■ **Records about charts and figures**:
-- -- --

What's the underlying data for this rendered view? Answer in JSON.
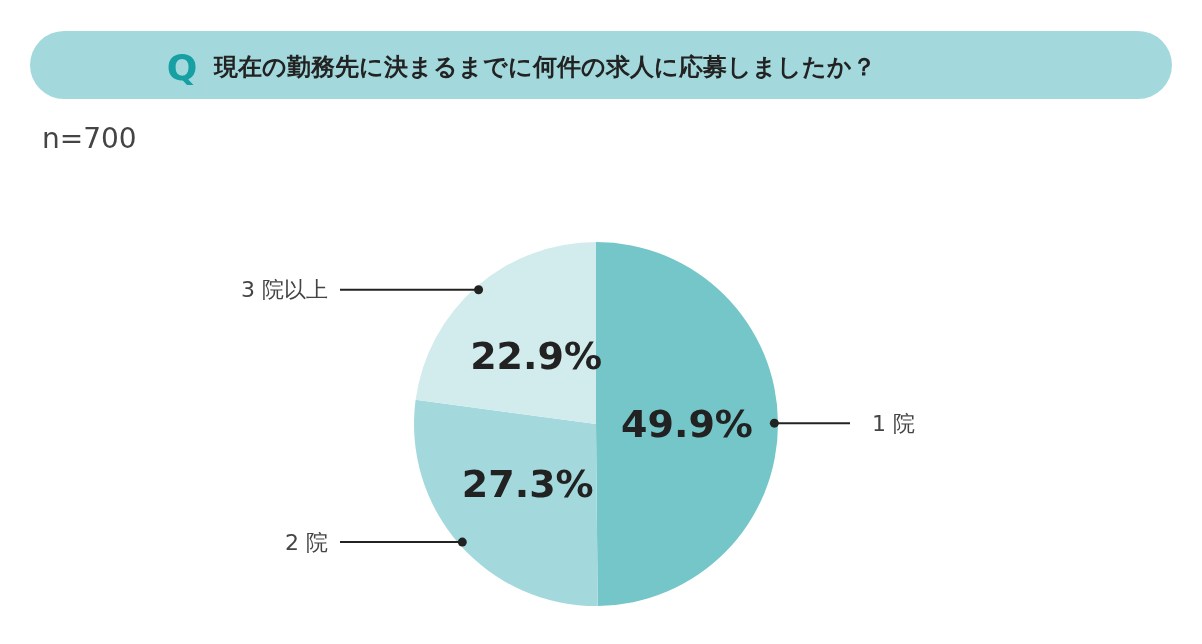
{
  "chart_data": {
    "type": "pie",
    "title": "現在の勤務先に決まるまでに何件の求人に応募しましたか？",
    "annotations": [
      "Q",
      "n=700"
    ],
    "categories": [
      "1 院",
      "2 院",
      "3 院以上"
    ],
    "values": [
      49.9,
      27.3,
      22.9
    ],
    "value_labels": [
      "49.9%",
      "27.3%",
      "22.9%"
    ],
    "colors": [
      "#74c6c8",
      "#a3d9dc",
      "#d2ecee"
    ]
  }
}
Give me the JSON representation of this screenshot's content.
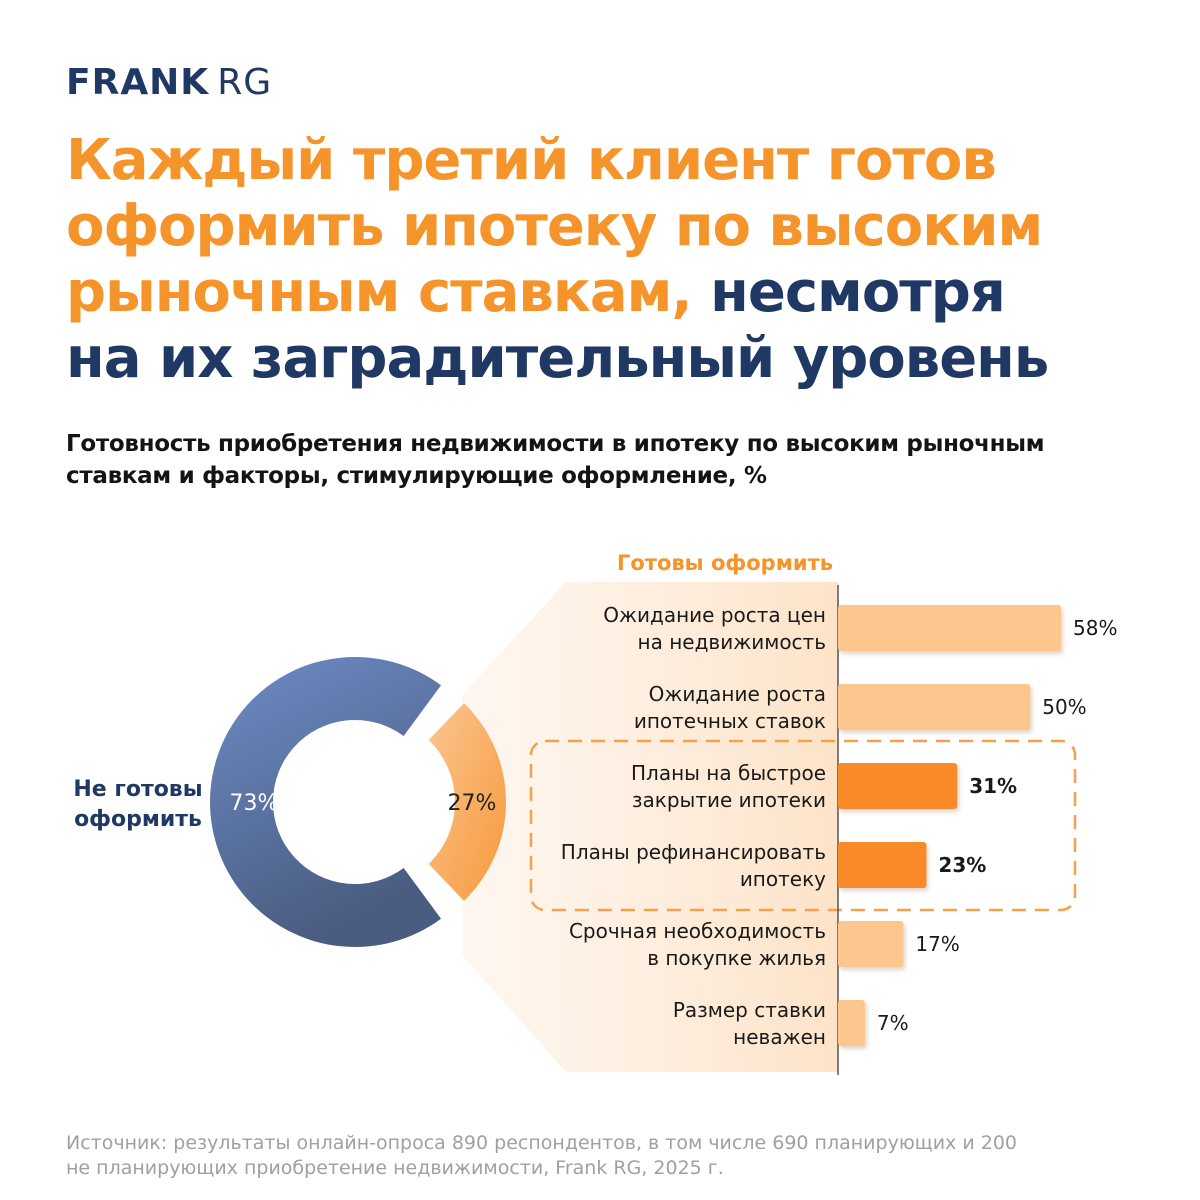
{
  "brand": {
    "bold": "FRANK",
    "regular": "RG"
  },
  "headline": {
    "line1": "Каждый третий клиент готов",
    "line2": "оформить ипотеку по высоким",
    "line3_orange": "рыночным ставкам,",
    "line3_navy": "несмотря",
    "line4": "на их заградительный уровень"
  },
  "subtitle": {
    "line1": "Готовность приобретения недвижимости в ипотеку по высоким рыночным",
    "line2": "ставкам и факторы, стимулирующие оформление, %"
  },
  "colors": {
    "navy": "#1f3864",
    "orange": "#f5942a",
    "donut_blue": "#5b76a8",
    "bar_light": "#fcc78e",
    "bar_dark": "#f88a2c"
  },
  "chart_data": [
    {
      "type": "pie",
      "labels": [
        "Не готовы оформить",
        "Готовы оформить"
      ],
      "values": [
        73,
        27
      ],
      "value_labels": [
        "73%",
        "27%"
      ],
      "side_label_lines": [
        "Не готовы",
        "оформить"
      ]
    },
    {
      "type": "bar",
      "orientation": "horizontal",
      "title": "Готовы оформить",
      "categories": [
        [
          "Ожидание роста цен",
          "на недвижимость"
        ],
        [
          "Ожидание роста",
          "ипотечных ставок"
        ],
        [
          "Планы на быстрое",
          "закрытие ипотеки"
        ],
        [
          "Планы рефинансировать",
          "ипотеку"
        ],
        [
          "Срочная необходимость",
          "в покупке жилья"
        ],
        [
          "Размер ставки",
          "неважен"
        ]
      ],
      "values": [
        58,
        50,
        31,
        23,
        17,
        7
      ],
      "value_labels": [
        "58%",
        "50%",
        "31%",
        "23%",
        "17%",
        "7%"
      ],
      "highlighted": [
        false,
        false,
        true,
        true,
        false,
        false
      ]
    }
  ],
  "source": {
    "line1": "Источник: результаты онлайн-опроса 890 респондентов, в том числе 690 планирующих и 200",
    "line2": "не планирующих приобретение недвижимости, Frank RG, 2025 г."
  }
}
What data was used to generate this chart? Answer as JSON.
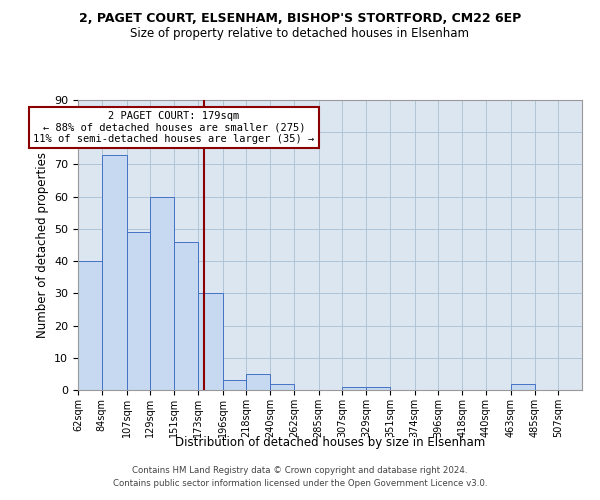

-- -- --

Which lines contain the word "this"? Return each of them.

■ **Exercise response**:
What's the underlying data for this rendered view? Answer in JSON.
Give me the JSON representation of this screenshot's content.
What data was used to generate this chart? Answer as JSON.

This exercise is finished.